Work instructions:
Print the records below exactly as they appear.

Material provided:
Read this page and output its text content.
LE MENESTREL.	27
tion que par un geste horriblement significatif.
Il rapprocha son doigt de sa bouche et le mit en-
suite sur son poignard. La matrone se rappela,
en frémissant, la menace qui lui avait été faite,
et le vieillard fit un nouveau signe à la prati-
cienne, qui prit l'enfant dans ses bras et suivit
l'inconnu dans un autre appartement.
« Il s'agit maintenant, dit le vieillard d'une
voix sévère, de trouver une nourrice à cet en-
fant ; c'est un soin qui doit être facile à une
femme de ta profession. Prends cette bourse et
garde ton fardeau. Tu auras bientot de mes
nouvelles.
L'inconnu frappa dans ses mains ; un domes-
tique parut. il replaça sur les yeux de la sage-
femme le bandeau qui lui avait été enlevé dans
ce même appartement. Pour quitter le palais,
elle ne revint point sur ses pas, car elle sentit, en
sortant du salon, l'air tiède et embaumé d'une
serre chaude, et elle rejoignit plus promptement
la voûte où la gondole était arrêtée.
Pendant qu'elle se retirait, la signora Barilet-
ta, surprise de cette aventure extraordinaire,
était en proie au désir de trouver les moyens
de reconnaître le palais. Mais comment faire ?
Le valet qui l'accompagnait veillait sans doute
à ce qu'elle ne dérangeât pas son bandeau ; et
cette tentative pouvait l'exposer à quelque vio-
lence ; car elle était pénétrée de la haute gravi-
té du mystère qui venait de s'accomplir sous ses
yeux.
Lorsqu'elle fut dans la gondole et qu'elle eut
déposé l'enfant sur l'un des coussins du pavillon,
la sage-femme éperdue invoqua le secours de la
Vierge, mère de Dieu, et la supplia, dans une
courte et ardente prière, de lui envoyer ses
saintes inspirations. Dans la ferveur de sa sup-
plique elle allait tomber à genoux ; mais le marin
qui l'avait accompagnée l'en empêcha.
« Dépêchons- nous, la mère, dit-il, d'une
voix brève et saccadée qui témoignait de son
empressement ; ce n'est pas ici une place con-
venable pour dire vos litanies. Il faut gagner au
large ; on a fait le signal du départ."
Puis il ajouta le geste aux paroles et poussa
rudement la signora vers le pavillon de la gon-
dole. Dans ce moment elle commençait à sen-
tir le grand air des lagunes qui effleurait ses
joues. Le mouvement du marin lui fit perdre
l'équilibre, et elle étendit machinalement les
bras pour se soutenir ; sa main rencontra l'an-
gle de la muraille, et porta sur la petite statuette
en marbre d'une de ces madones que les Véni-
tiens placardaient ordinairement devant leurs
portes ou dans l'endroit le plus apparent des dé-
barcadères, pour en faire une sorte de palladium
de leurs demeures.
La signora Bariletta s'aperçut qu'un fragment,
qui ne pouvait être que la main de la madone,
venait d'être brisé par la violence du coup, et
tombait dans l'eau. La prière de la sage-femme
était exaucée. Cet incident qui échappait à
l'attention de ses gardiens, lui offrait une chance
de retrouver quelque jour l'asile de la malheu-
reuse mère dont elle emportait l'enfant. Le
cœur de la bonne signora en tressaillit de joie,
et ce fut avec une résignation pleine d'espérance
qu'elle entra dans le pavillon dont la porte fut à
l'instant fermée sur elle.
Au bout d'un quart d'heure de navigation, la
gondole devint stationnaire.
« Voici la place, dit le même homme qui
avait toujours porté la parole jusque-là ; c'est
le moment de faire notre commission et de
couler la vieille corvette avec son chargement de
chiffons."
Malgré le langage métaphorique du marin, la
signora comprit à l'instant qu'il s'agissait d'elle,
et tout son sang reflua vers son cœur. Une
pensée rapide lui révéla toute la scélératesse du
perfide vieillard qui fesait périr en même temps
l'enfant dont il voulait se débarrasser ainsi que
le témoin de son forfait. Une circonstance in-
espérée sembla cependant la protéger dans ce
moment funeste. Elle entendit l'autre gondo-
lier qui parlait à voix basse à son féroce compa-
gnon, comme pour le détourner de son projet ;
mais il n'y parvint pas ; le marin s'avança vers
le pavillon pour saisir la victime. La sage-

Exercise response:
Read this page and output its text content.
LE MENESTREL.	27
tion que par un geste horriblement significatif.
Il rapprocha son doigt de sa bouche et le mit en-
suite sur son poignard. La matrone se rappela,
en frémissant, la menace qui lui avait été faite,
et le vieillard fit un nouveau signe à la prati-
cienne, qui prit l'enfant dans ses bras et suivit
l'inconnu dans un autre appartement.
« Il s'agit maintenant, dit le vieillard d'une
voix sévère, de trouver une nourrice à cet en-
fant ; c'est un soin qui doit être facile à une
femme de ta profession. Prends cette bourse et
garde ton fardeau. Tu auras bientot de mes
nouvelles.
L'inconnu frappa dans ses mains ; un domes-
tique parut. il replaça sur les yeux de la sage-
femme le bandeau qui lui avait été enlevé dans
ce même appartement. Pour quitter le palais,
elle ne revint point sur ses pas, car elle sentit, en
sortant du salon, l'air tiède et embaumé d'une
serre chaude, et elle rejoignit plus promptement
la voûte où la gondole était arrêtée.
Pendant qu'elle se retirait, la signora Barilet-
ta, surprise de cette aventure extraordinaire,
était en proie au désir de trouver les moyens
de reconnaître le palais. Mais comment faire ?
Le valet qui l'accompagnait veillait sans doute
à ce qu'elle ne dérangeât pas son bandeau ; et
cette tentative pouvait l'exposer à quelque vio-
lence ; car elle était pénétrée de la haute gravi-
té du mystère qui venait de s'accomplir sous ses
yeux.
Lorsqu'elle fut dans la gondole et qu'elle eut
déposé l'enfant sur l'un des coussins du pavillon,
la sage-femme éperdue invoqua le secours de la
Vierge, mère de Dieu, et la supplia, dans une
courte et ardente prière, de lui envoyer ses
saintes inspirations. Dans la ferveur de sa sup-
plique elle allait tomber à genoux ; mais le marin
qui l'avait accompagnée l'en empêcha.
« Dépêchons- nous, la mère, dit-il, d'une
voix brève et saccadée qui témoignait de son
empressement ; ce n'est pas ici une place con-
venable pour dire vos litanies. Il faut gagner au
large ; on a fait le signal du départ."
Puis il ajouta le geste aux paroles et poussa
rudement la signora vers le pavillon de la gon-
dole. Dans ce moment elle commençait à sen-
tir le grand air des lagunes qui effleurait ses
joues. Le mouvement du marin lui fit perdre
l'équilibre, et elle étendit machinalement les
bras pour se soutenir ; sa main rencontra l'an-
gle de la muraille, et porta sur la petite statuette
en marbre d'une de ces madones que les Véni-
tiens placardaient ordinairement devant leurs
portes ou dans l'endroit le plus apparent des dé-
barcadères, pour en faire une sorte de palladium
de leurs demeures.
La signora Bariletta s'aperçut qu'un fragment,
qui ne pouvait être que la main de la madone,
venait d'être brisé par la violence du coup, et
tombait dans l'eau. La prière de la sage-femme
était exaucée. Cet incident qui échappait à
l'attention de ses gardiens, lui offrait une chance
de retrouver quelque jour l'asile de la malheu-
reuse mère dont elle emportait l'enfant. Le
cœur de la bonne signora en tressaillit de joie,
et ce fut avec une résignation pleine d'espérance
qu'elle entra dans le pavillon dont la porte fut à
l'instant fermée sur elle.
Au bout d'un quart d'heure de navigation, la
gondole devint stationnaire.
« Voici la place, dit le même homme qui
avait toujours porté la parole jusque-là ; c'est
le moment de faire notre commission et de
couler la vieille corvette avec son chargement de
chiffons."
Malgré le langage métaphorique du marin, la
signora comprit à l'instant qu'il s'agissait d'elle,
et tout son sang reflua vers son cœur. Une
pensée rapide lui révéla toute la scélératesse du
perfide vieillard qui fesait périr en même temps
l'enfant dont il voulait se débarrasser ainsi que
le témoin de son forfait. Une circonstance in-
espérée sembla cependant la protéger dans ce
moment funeste. Elle entendit l'autre gondo-
lier qui parlait à voix basse à son féroce compa-
gnon, comme pour le détourner de son projet ;
mais il n'y parvint pas ; le marin s'avança vers
le pavillon pour saisir la victime. La sage-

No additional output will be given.